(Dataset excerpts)
########################################

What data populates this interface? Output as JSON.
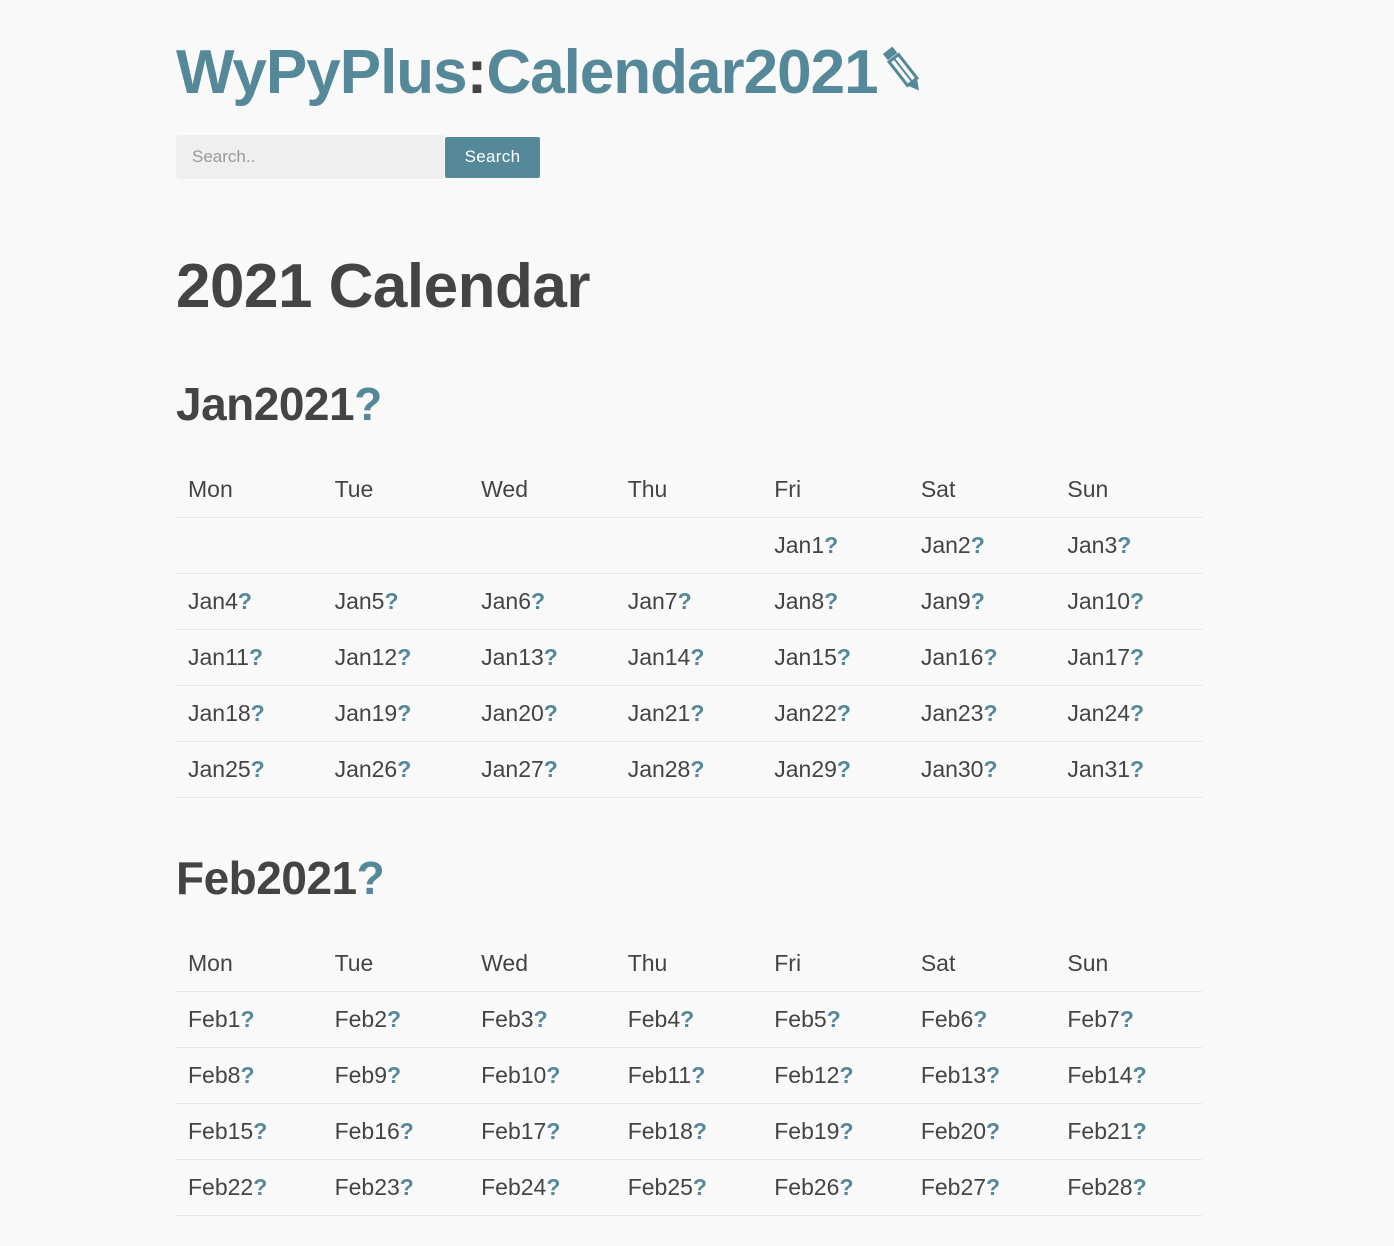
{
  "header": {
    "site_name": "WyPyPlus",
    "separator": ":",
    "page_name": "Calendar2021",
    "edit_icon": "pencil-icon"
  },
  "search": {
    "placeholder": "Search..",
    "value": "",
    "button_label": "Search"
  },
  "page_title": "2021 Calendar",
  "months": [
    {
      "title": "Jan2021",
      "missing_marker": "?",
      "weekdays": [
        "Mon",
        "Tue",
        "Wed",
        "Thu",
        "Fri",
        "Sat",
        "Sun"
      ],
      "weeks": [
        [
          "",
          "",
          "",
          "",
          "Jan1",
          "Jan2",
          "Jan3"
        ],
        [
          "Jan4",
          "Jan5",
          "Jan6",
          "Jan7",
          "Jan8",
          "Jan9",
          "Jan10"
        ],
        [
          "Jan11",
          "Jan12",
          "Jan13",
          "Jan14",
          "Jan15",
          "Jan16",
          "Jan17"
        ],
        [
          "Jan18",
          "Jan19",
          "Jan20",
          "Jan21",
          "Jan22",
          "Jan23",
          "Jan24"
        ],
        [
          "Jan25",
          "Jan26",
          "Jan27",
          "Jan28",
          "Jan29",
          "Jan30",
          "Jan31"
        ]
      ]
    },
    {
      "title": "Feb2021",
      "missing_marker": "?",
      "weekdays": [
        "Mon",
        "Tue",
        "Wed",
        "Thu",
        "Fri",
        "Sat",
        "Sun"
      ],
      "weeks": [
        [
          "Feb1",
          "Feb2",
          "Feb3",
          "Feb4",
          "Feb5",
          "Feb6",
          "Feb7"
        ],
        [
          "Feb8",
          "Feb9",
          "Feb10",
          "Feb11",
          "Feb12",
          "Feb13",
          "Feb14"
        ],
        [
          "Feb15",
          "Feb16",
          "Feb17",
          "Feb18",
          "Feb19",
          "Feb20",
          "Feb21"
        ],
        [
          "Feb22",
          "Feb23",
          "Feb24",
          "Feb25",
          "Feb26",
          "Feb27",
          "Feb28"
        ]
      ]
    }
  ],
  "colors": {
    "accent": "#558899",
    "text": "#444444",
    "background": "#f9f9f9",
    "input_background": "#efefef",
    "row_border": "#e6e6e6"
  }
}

########################################

Output all of the records exactly as they appear above, but not the pictures.

| Worked answer |
What data populates this interface? Output as JSON.
{
  "header": {
    "site_name": "WyPyPlus",
    "separator": ":",
    "page_name": "Calendar2021",
    "edit_icon": "pencil-icon"
  },
  "search": {
    "placeholder": "Search..",
    "value": "",
    "button_label": "Search"
  },
  "page_title": "2021 Calendar",
  "months": [
    {
      "title": "Jan2021",
      "missing_marker": "?",
      "weekdays": [
        "Mon",
        "Tue",
        "Wed",
        "Thu",
        "Fri",
        "Sat",
        "Sun"
      ],
      "weeks": [
        [
          "",
          "",
          "",
          "",
          "Jan1",
          "Jan2",
          "Jan3"
        ],
        [
          "Jan4",
          "Jan5",
          "Jan6",
          "Jan7",
          "Jan8",
          "Jan9",
          "Jan10"
        ],
        [
          "Jan11",
          "Jan12",
          "Jan13",
          "Jan14",
          "Jan15",
          "Jan16",
          "Jan17"
        ],
        [
          "Jan18",
          "Jan19",
          "Jan20",
          "Jan21",
          "Jan22",
          "Jan23",
          "Jan24"
        ],
        [
          "Jan25",
          "Jan26",
          "Jan27",
          "Jan28",
          "Jan29",
          "Jan30",
          "Jan31"
        ]
      ]
    },
    {
      "title": "Feb2021",
      "missing_marker": "?",
      "weekdays": [
        "Mon",
        "Tue",
        "Wed",
        "Thu",
        "Fri",
        "Sat",
        "Sun"
      ],
      "weeks": [
        [
          "Feb1",
          "Feb2",
          "Feb3",
          "Feb4",
          "Feb5",
          "Feb6",
          "Feb7"
        ],
        [
          "Feb8",
          "Feb9",
          "Feb10",
          "Feb11",
          "Feb12",
          "Feb13",
          "Feb14"
        ],
        [
          "Feb15",
          "Feb16",
          "Feb17",
          "Feb18",
          "Feb19",
          "Feb20",
          "Feb21"
        ],
        [
          "Feb22",
          "Feb23",
          "Feb24",
          "Feb25",
          "Feb26",
          "Feb27",
          "Feb28"
        ]
      ]
    }
  ],
  "colors": {
    "accent": "#558899",
    "text": "#444444",
    "background": "#f9f9f9",
    "input_background": "#efefef",
    "row_border": "#e6e6e6"
  }
}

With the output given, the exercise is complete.